TASK PROMPT >>
Make an exact copy of the entries below with the pictures removed.

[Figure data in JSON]
########
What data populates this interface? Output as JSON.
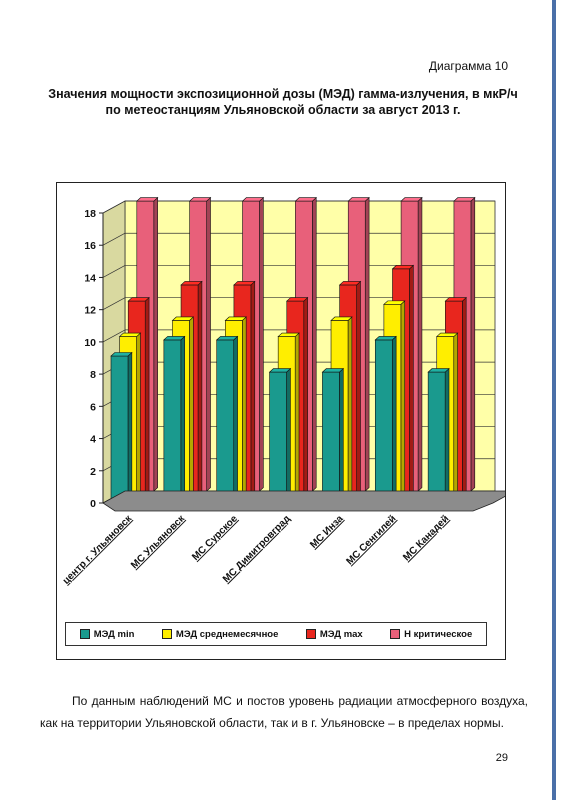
{
  "diagram_label": "Диаграмма 10",
  "title_line1": "Значения мощности экспозиционной дозы (МЭД) гамма-излучения, в мкР/ч",
  "title_line2": "по метеостанциям Ульяновской области за август 2013 г.",
  "chart_data": {
    "type": "bar",
    "categories": [
      "центр г. Ульяновск",
      "МС Ульяновск",
      "МС Сурское",
      "МС Димитровград",
      "МС Инза",
      "МС Сенгилей",
      "МС Канадей"
    ],
    "series": [
      {
        "name": "МЭД min",
        "values": [
          9,
          10,
          10,
          8,
          8,
          10,
          8
        ],
        "color": "#1a9a8e"
      },
      {
        "name": "МЭД среднемесячное",
        "values": [
          10,
          11,
          11,
          10,
          11,
          12,
          10
        ],
        "color": "#ffee00"
      },
      {
        "name": "МЭД max",
        "values": [
          12,
          13,
          13,
          12,
          13,
          14,
          12
        ],
        "color": "#e8261e"
      },
      {
        "name": "Н критическое",
        "values": [
          18,
          18,
          18,
          18,
          18,
          18,
          18
        ],
        "color": "#e8607a"
      }
    ],
    "ylim": [
      0,
      18
    ],
    "yticks": [
      "0",
      "2",
      "4",
      "6",
      "8",
      "10",
      "12",
      "14",
      "16",
      "18"
    ],
    "grid": true,
    "legend_position": "bottom",
    "wall_color": "#ffffa8",
    "floor_color": "#8c8c8c"
  },
  "conclusion": "По данным наблюдений МС и постов уровень радиации атмосферного воздуха, как на территории Ульяновской области, так и в г. Ульяновске – в пределах нормы.",
  "page_number": "29"
}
########
ANSWER IN FULL >>
What data populates this interface? Output as JSON.
{
  "diagram_label": "Диаграмма 10",
  "title_line1": "Значения мощности экспозиционной дозы (МЭД) гамма-излучения, в мкР/ч",
  "title_line2": "по метеостанциям Ульяновской области за август 2013 г.",
  "chart_data": {
    "type": "bar",
    "categories": [
      "центр г. Ульяновск",
      "МС Ульяновск",
      "МС Сурское",
      "МС Димитровград",
      "МС Инза",
      "МС Сенгилей",
      "МС Канадей"
    ],
    "series": [
      {
        "name": "МЭД min",
        "values": [
          9,
          10,
          10,
          8,
          8,
          10,
          8
        ],
        "color": "#1a9a8e"
      },
      {
        "name": "МЭД среднемесячное",
        "values": [
          10,
          11,
          11,
          10,
          11,
          12,
          10
        ],
        "color": "#ffee00"
      },
      {
        "name": "МЭД max",
        "values": [
          12,
          13,
          13,
          12,
          13,
          14,
          12
        ],
        "color": "#e8261e"
      },
      {
        "name": "Н критическое",
        "values": [
          18,
          18,
          18,
          18,
          18,
          18,
          18
        ],
        "color": "#e8607a"
      }
    ],
    "ylim": [
      0,
      18
    ],
    "yticks": [
      "0",
      "2",
      "4",
      "6",
      "8",
      "10",
      "12",
      "14",
      "16",
      "18"
    ],
    "grid": true,
    "legend_position": "bottom",
    "wall_color": "#ffffa8",
    "floor_color": "#8c8c8c"
  },
  "conclusion": "По данным наблюдений МС и постов уровень радиации атмосферного воздуха, как на территории Ульяновской области, так и в г. Ульяновске – в пределах нормы.",
  "page_number": "29"
}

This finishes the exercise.